● Aim of the exercise
Each line of the data that includes the string "保本点和保利点减少" is to be copied out.
BEGIN Data shown
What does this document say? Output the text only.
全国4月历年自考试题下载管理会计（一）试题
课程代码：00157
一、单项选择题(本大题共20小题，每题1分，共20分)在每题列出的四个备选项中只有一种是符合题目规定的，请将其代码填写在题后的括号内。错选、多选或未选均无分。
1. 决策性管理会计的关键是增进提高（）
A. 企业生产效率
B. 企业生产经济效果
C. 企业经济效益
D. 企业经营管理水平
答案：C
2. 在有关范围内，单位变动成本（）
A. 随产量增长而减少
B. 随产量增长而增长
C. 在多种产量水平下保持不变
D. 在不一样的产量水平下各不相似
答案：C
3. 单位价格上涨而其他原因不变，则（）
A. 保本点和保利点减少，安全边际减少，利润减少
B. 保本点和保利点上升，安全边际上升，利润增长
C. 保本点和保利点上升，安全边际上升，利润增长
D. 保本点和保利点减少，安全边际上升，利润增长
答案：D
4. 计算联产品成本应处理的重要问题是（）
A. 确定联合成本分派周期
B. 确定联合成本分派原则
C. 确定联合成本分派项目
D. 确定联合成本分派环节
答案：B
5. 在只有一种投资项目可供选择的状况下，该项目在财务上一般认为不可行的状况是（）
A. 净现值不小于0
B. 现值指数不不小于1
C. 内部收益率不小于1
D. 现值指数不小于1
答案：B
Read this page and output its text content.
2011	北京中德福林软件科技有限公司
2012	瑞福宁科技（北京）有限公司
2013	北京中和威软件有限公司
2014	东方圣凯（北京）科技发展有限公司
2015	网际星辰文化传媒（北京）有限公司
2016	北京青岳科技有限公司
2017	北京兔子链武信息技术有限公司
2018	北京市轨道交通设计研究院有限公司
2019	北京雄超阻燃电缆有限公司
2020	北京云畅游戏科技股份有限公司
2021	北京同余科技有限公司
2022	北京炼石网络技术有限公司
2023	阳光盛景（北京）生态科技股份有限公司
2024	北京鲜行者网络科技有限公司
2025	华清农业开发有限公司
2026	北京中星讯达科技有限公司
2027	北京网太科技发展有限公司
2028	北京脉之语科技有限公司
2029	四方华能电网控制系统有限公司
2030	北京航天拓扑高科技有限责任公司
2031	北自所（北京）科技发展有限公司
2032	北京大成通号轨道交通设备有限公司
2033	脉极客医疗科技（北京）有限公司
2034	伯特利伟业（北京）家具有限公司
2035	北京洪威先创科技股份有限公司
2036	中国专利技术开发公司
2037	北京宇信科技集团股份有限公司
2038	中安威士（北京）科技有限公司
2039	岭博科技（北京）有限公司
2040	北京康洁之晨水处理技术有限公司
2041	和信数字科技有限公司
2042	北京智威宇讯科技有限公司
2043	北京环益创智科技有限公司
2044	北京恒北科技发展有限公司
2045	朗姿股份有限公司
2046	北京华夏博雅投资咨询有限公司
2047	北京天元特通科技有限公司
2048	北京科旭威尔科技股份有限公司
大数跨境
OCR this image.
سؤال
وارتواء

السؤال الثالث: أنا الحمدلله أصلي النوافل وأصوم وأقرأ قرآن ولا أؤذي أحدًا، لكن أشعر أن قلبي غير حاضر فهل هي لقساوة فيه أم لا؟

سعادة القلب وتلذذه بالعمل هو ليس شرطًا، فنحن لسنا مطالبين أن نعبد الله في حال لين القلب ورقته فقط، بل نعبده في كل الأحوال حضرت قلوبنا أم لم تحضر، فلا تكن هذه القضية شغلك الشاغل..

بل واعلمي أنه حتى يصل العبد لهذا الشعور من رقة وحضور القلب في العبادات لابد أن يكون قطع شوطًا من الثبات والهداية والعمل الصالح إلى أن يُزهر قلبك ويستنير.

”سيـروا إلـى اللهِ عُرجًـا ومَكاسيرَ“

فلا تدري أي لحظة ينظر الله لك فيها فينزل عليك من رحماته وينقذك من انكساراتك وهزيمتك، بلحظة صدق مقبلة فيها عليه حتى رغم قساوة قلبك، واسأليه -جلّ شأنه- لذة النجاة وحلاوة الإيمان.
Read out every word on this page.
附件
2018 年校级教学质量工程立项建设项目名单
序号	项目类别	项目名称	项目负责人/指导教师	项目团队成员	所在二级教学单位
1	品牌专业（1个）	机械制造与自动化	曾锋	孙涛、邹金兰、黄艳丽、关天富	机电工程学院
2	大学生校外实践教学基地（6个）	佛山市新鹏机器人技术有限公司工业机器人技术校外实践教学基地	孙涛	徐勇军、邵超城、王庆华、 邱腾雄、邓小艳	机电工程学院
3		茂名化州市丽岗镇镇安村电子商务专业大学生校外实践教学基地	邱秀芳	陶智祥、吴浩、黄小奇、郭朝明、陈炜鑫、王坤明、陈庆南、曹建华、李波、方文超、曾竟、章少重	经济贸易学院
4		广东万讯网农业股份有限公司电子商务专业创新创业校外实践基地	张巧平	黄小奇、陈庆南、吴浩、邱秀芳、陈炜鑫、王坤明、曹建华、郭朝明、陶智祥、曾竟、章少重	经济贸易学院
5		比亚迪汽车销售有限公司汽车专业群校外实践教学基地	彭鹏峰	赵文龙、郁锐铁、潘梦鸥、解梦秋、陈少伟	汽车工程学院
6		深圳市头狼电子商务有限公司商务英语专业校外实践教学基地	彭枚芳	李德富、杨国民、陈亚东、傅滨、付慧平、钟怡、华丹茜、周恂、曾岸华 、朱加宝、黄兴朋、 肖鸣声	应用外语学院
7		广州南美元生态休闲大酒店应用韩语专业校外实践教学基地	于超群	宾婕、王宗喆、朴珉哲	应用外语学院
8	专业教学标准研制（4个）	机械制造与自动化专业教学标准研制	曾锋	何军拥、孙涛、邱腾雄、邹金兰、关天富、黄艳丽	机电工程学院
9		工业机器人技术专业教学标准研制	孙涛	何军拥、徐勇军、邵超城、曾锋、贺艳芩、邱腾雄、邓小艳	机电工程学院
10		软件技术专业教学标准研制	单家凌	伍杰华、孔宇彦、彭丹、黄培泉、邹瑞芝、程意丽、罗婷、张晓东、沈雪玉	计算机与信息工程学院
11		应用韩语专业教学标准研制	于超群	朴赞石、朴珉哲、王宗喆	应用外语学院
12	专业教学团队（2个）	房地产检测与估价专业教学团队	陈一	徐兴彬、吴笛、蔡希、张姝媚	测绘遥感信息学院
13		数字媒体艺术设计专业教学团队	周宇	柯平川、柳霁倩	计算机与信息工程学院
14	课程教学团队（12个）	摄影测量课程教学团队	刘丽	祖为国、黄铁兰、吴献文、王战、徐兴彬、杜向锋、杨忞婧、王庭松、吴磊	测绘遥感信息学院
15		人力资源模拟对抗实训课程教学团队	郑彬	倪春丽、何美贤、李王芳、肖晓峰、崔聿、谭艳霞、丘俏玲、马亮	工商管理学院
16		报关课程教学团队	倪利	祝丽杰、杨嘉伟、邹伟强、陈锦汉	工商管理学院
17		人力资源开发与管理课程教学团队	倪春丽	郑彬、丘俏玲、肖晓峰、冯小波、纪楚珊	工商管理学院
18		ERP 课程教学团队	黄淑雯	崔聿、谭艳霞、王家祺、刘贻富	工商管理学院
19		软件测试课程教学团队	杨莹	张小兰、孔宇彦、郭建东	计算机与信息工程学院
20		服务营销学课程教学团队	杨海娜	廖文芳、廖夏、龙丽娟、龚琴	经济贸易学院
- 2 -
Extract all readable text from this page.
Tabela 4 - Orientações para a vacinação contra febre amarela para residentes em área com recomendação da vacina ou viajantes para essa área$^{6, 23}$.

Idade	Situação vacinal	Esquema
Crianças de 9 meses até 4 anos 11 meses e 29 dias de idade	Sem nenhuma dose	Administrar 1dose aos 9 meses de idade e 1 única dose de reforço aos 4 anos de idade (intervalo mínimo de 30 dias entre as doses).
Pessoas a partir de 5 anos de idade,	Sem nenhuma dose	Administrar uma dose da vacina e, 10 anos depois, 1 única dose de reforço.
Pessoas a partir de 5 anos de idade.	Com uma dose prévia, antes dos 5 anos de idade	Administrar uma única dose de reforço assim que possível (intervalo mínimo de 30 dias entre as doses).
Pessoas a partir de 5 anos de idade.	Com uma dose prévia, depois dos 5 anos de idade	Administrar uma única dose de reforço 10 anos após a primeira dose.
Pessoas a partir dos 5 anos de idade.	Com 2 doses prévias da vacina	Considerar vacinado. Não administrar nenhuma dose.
END Data shown
● Exercise answer
A. 保本点和保利点减少，安全边际减少，利润减少
D. 保本点和保利点减少，安全边际上升，利润增长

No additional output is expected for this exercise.